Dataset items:

---------------

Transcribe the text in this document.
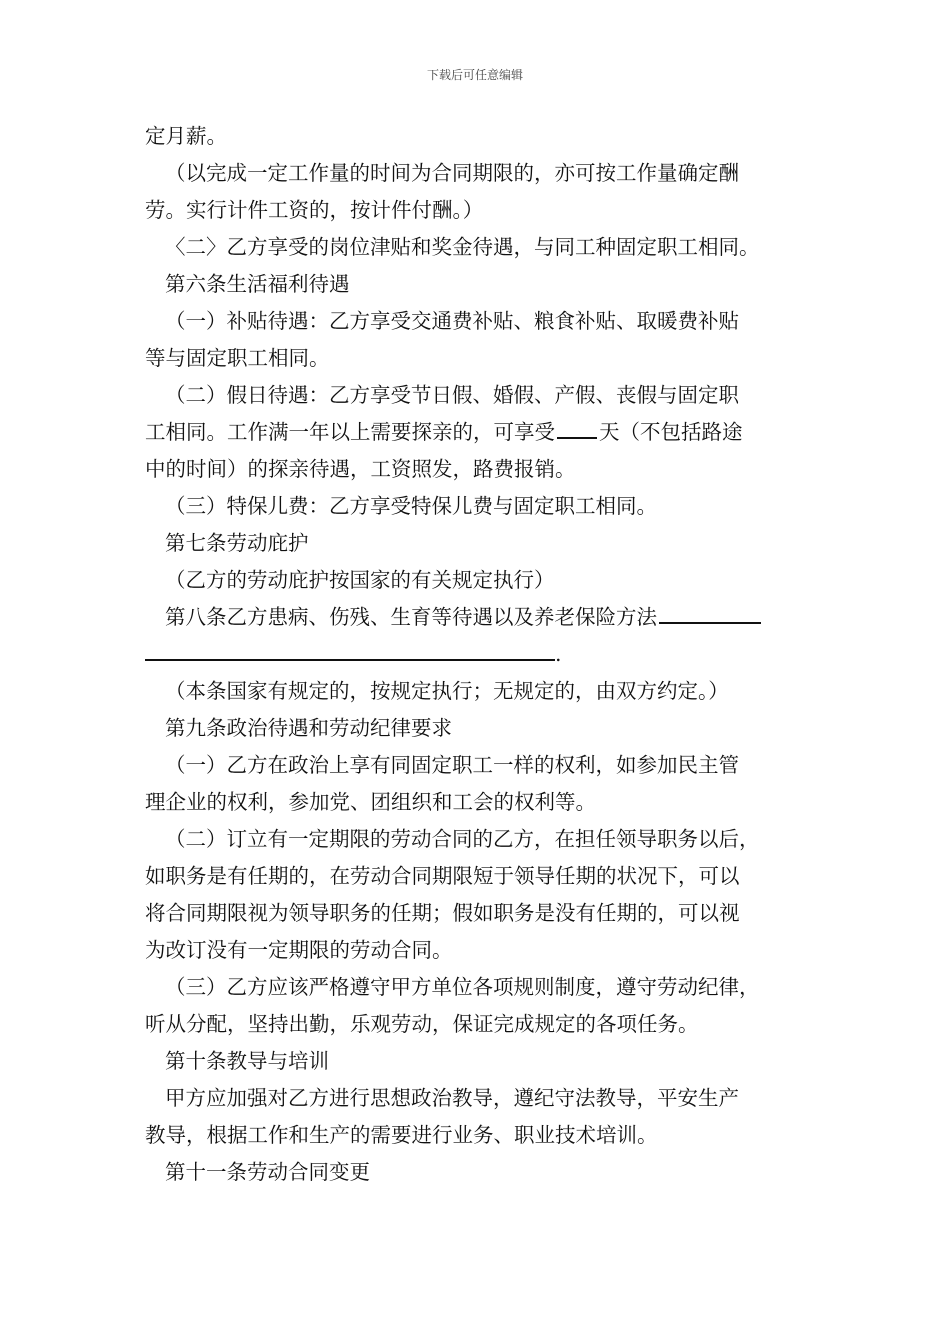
下载后可任意编辑

定月薪。

（以完成一定工作量的时间为合同期限的，亦可按工作量确定酬

劳。实行计件工资的，按计件付酬。）

〈二〉乙方享受的岗位津贴和奖金待遇，与同工种固定职工相同。

第六条生活福利待遇

（一）补贴待遇：乙方享受交通费补贴、粮食补贴、取暖费补贴

等与固定职工相同。

（二）假日待遇：乙方享受节日假、婚假、产假、丧假与固定职

工相同。工作满一年以上需要探亲的，可享受 天（不包括路途

中的时间）的探亲待遇，工资照发，路费报销。

（三）特保儿费：乙方享受特保儿费与固定职工相同。

第七条劳动庇护

（乙方的劳动庇护按国家的有关规定执行）

第八条乙方患病、伤残、生育等待遇以及养老保险方法

.

（本条国家有规定的，按规定执行；无规定的，由双方约定。）

第九条政治待遇和劳动纪律要求

（一）乙方在政治上享有同固定职工一样的权利，如参加民主管

理企业的权利，参加党、团组织和工会的权利等。

（二）订立有一定期限的劳动合同的乙方，在担任领导职务以后，

如职务是有任期的，在劳动合同期限短于领导任期的状况下，可以

将合同期限视为领导职务的任期；假如职务是没有任期的，可以视

为改订没有一定期限的劳动合同。

（三）乙方应该严格遵守甲方单位各项规则制度，遵守劳动纪律，

听从分配，坚持出勤，乐观劳动，保证完成规定的各项任务。

第十条教导与培训

甲方应加强对乙方进行思想政治教导，遵纪守法教导，平安生产

教导，根据工作和生产的需要进行业务、职业技术培训。

第十一条劳动合同变更
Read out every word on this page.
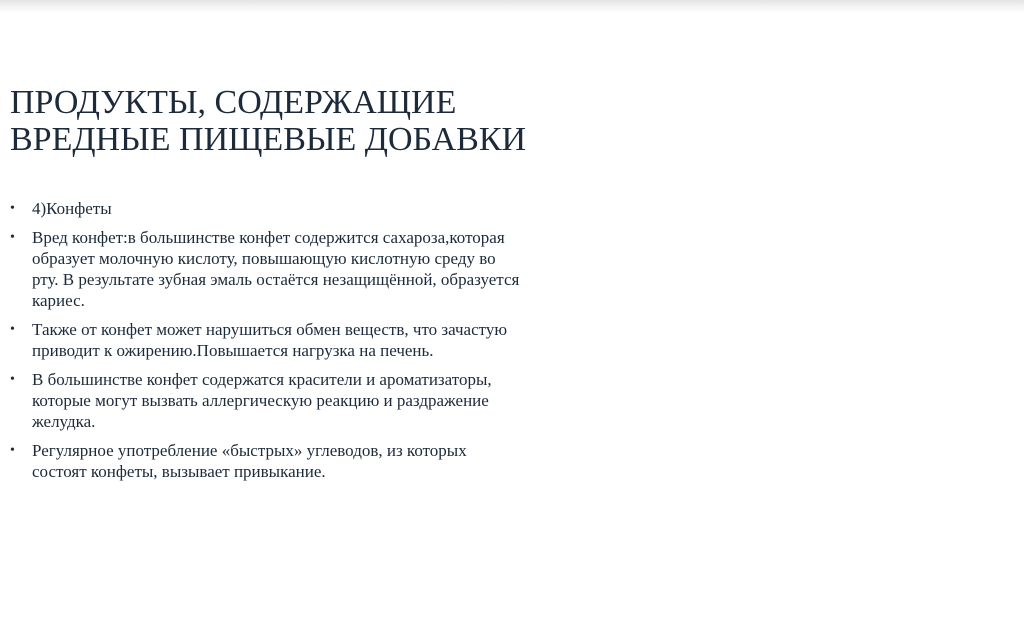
ПРОДУКТЫ, СОДЕРЖАЩИЕ
ВРЕДНЫЕ ПИЩЕВЫЕ ДОБАВКИ
• 4)Конфеты
• Вред конфет:в большинстве конфет содержится сахароза,которая образует молочную кислоту, повышающую кислотную среду во рту. В результате зубная эмаль остаётся незащищённой, образуется кариес.
• Также от конфет может нарушиться обмен веществ, что зачастую приводит к ожирению.Повышается нагрузка на печень.
• В большинстве конфет содержатся красители и ароматизаторы, которые могут вызвать аллергическую реакцию и раздражение желудка.
• Регулярное употребление «быстрых» углеводов, из которых состоят конфеты, вызывает привыкание.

---------------

• _EXERCISE PROMPT_:
Give every line above again exactly, with no pictures.

• _EXERCISE RESULT_:
Transcribe the text in this document.
下载后可任意编辑

定月薪。

（以完成一定工作量的时间为合同期限的，亦可按工作量确定酬

劳。实行计件工资的，按计件付酬。）

〈二〉乙方享受的岗位津贴和奖金待遇，与同工种固定职工相同。

第六条生活福利待遇

（一）补贴待遇：乙方享受交通费补贴、粮食补贴、取暖费补贴

等与固定职工相同。

（二）假日待遇：乙方享受节日假、婚假、产假、丧假与固定职

工相同。工作满一年以上需要探亲的，可享受 天（不包括路途

中的时间）的探亲待遇，工资照发，路费报销。

（三）特保儿费：乙方享受特保儿费与固定职工相同。

第七条劳动庇护

（乙方的劳动庇护按国家的有关规定执行）

第八条乙方患病、伤残、生育等待遇以及养老保险方法

.

（本条国家有规定的，按规定执行；无规定的，由双方约定。）

第九条政治待遇和劳动纪律要求

（一）乙方在政治上享有同固定职工一样的权利，如参加民主管

理企业的权利，参加党、团组织和工会的权利等。

（二）订立有一定期限的劳动合同的乙方，在担任领导职务以后，

如职务是有任期的，在劳动合同期限短于领导任期的状况下，可以

将合同期限视为领导职务的任期；假如职务是没有任期的，可以视

为改订没有一定期限的劳动合同。

（三）乙方应该严格遵守甲方单位各项规则制度，遵守劳动纪律，

听从分配，坚持出勤，乐观劳动，保证完成规定的各项任务。

第十条教导与培训

甲方应加强对乙方进行思想政治教导，遵纪守法教导，平安生产

教导，根据工作和生产的需要进行业务、职业技术培训。

第十一条劳动合同变更
Read out every word on this page.
ПРОДУКТЫ, СОДЕРЖАЩИЕ
ВРЕДНЫЕ ПИЩЕВЫЕ ДОБАВКИ
• 4)Конфеты
• Вред конфет:в большинстве конфет содержится сахароза,которая образует молочную кислоту, повышающую кислотную среду во рту. В результате зубная эмаль остаётся незащищённой, образуется кариес.
• Также от конфет может нарушиться обмен веществ, что зачастую приводит к ожирению.Повышается нагрузка на печень.
• В большинстве конфет содержатся красители и ароматизаторы, которые могут вызвать аллергическую реакцию и раздражение желудка.
• Регулярное употребление «быстрых» углеводов, из которых состоят конфеты, вызывает привыкание.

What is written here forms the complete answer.